_Do this_
Please update every one of the records below by replacing "plot-frame" with "plot-area" and leaving all else unchanged. Leave the pictures out of your answer.
* START Material provided *
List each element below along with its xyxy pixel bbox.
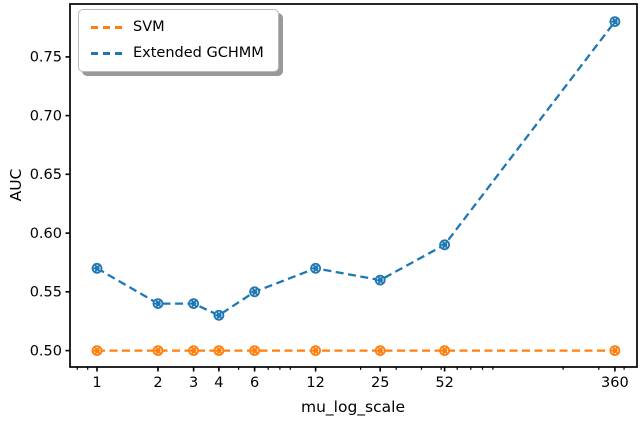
data-point-inner-ring [376, 346, 384, 355]
data-point [374, 345, 386, 356]
x-axis-tick-label: 25 [371, 375, 389, 391]
data-point-inner-ring [440, 241, 449, 249]
x-axis-label: mu_log_scale [301, 398, 405, 416]
data-point-inner-ring [440, 346, 449, 355]
data-point [609, 16, 621, 27]
x-axis-tick-label: 6 [250, 375, 259, 391]
data-point-inner-ring [250, 288, 259, 296]
data-point-inner-ring [311, 346, 320, 355]
legend: SVM Extended GCHMM [78, 9, 279, 72]
plot-frame [69, 3, 638, 368]
data-point [439, 239, 450, 251]
data-point-inner-ring [93, 346, 101, 355]
y-axis-tick-label: 0.60 [30, 226, 62, 242]
data-point [249, 345, 260, 356]
data-point-inner-ring [311, 264, 320, 272]
data-point [188, 298, 200, 309]
y-axis-tick-label: 0.55 [30, 285, 62, 301]
data-point [91, 262, 103, 274]
y-axis: 0.50 0.55 0.60 0.65 0.70 0.75 [30, 50, 70, 359]
data-point-inner-ring [93, 264, 101, 272]
data-point-inner-ring [376, 276, 384, 284]
x-axis-tick-label: 3 [189, 375, 198, 391]
data-point-inner-ring [154, 299, 162, 308]
data-point [213, 309, 225, 321]
y-axis-tick-label: 0.50 [30, 343, 62, 359]
x-axis-tick-label: 1 [92, 375, 101, 391]
y-axis-label: AUC [7, 168, 25, 202]
legend-line-sample-extended-gchmm [91, 52, 123, 55]
data-point [188, 345, 200, 356]
data-point [213, 345, 225, 356]
y-axis-tick-label: 0.75 [30, 50, 62, 66]
data-point-inner-ring [154, 346, 162, 355]
data-point [609, 345, 621, 356]
legend-item-svm: SVM [91, 17, 264, 38]
x-axis-tick-label: 52 [435, 375, 453, 391]
data-point-inner-ring [250, 346, 259, 355]
y-axis-tick-label: 0.70 [30, 108, 62, 124]
data-point [439, 345, 450, 356]
legend-item-extended-gchmm: Extended GCHMM [91, 43, 264, 64]
data-point [249, 286, 260, 298]
data-point-inner-ring [215, 346, 223, 355]
data-point-inner-ring [611, 346, 619, 355]
legend-label-svm: SVM [133, 19, 165, 36]
data-point-inner-ring [215, 311, 223, 319]
series-svm [91, 345, 621, 356]
data-point-inner-ring [611, 17, 619, 26]
data-point [374, 274, 386, 286]
data-point [310, 262, 321, 274]
data-point [152, 345, 164, 356]
x-axis: 1 2 3 4 6 12 25 52 360 [76, 367, 629, 391]
data-point [310, 345, 321, 356]
data-point-inner-ring [189, 299, 198, 308]
legend-label-extended-gchmm: Extended GCHMM [133, 45, 264, 62]
y-axis-tick-label: 0.65 [30, 167, 62, 183]
data-point [91, 345, 103, 356]
series-extended-gchmm [91, 16, 621, 321]
x-axis-tick-label: 360 [601, 375, 629, 391]
data-point-inner-ring [189, 346, 198, 355]
x-axis-tick-label: 12 [306, 375, 324, 391]
data-point [152, 298, 164, 309]
x-axis-tick-label: 2 [153, 375, 162, 391]
legend-line-sample-svm [91, 26, 123, 29]
x-axis-tick-label: 4 [214, 375, 223, 391]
* END Material provided *
_Answer in full_
List each element below along with its xyxy pixel bbox.
data-point-inner-ring [376, 346, 384, 355]
data-point [374, 345, 386, 356]
x-axis-tick-label: 25 [371, 375, 389, 391]
data-point-inner-ring [440, 241, 449, 249]
x-axis-label: mu_log_scale [301, 398, 405, 416]
data-point-inner-ring [440, 346, 449, 355]
data-point [609, 16, 621, 27]
x-axis-tick-label: 6 [250, 375, 259, 391]
data-point-inner-ring [250, 288, 259, 296]
data-point-inner-ring [311, 346, 320, 355]
legend: SVM Extended GCHMM [78, 9, 279, 72]
plot-area [69, 3, 638, 368]
data-point [439, 239, 450, 251]
data-point-inner-ring [93, 346, 101, 355]
y-axis-tick-label: 0.60 [30, 226, 62, 242]
data-point [249, 345, 260, 356]
data-point-inner-ring [311, 264, 320, 272]
data-point [188, 298, 200, 309]
y-axis-tick-label: 0.55 [30, 285, 62, 301]
data-point [91, 262, 103, 274]
y-axis: 0.50 0.55 0.60 0.65 0.70 0.75 [30, 50, 70, 359]
data-point-inner-ring [93, 264, 101, 272]
data-point-inner-ring [376, 276, 384, 284]
x-axis-tick-label: 3 [189, 375, 198, 391]
data-point-inner-ring [154, 299, 162, 308]
data-point [213, 309, 225, 321]
y-axis-tick-label: 0.50 [30, 343, 62, 359]
x-axis-tick-label: 1 [92, 375, 101, 391]
y-axis-label: AUC [7, 168, 25, 202]
legend-line-sample-extended-gchmm [91, 52, 123, 55]
data-point [188, 345, 200, 356]
data-point [213, 345, 225, 356]
y-axis-tick-label: 0.75 [30, 50, 62, 66]
data-point-inner-ring [154, 346, 162, 355]
data-point [609, 345, 621, 356]
legend-item-svm: SVM [91, 17, 264, 38]
x-axis-tick-label: 52 [435, 375, 453, 391]
data-point-inner-ring [250, 346, 259, 355]
y-axis-tick-label: 0.70 [30, 108, 62, 124]
data-point [439, 345, 450, 356]
legend-item-extended-gchmm: Extended GCHMM [91, 43, 264, 64]
data-point [249, 286, 260, 298]
data-point-inner-ring [215, 346, 223, 355]
data-point-inner-ring [611, 346, 619, 355]
legend-label-svm: SVM [133, 19, 165, 36]
data-point-inner-ring [215, 311, 223, 319]
series-svm [91, 345, 621, 356]
data-point-inner-ring [611, 17, 619, 26]
data-point [374, 274, 386, 286]
data-point [310, 262, 321, 274]
data-point [152, 345, 164, 356]
x-axis: 1 2 3 4 6 12 25 52 360 [76, 367, 629, 391]
data-point [310, 345, 321, 356]
data-point-inner-ring [189, 299, 198, 308]
legend-label-extended-gchmm: Extended GCHMM [133, 45, 264, 62]
y-axis-tick-label: 0.65 [30, 167, 62, 183]
data-point [91, 345, 103, 356]
series-extended-gchmm [91, 16, 621, 321]
x-axis-tick-label: 360 [601, 375, 629, 391]
data-point-inner-ring [189, 346, 198, 355]
x-axis-tick-label: 12 [306, 375, 324, 391]
data-point [152, 298, 164, 309]
x-axis-tick-label: 2 [153, 375, 162, 391]
legend-line-sample-svm [91, 26, 123, 29]
x-axis-tick-label: 4 [214, 375, 223, 391]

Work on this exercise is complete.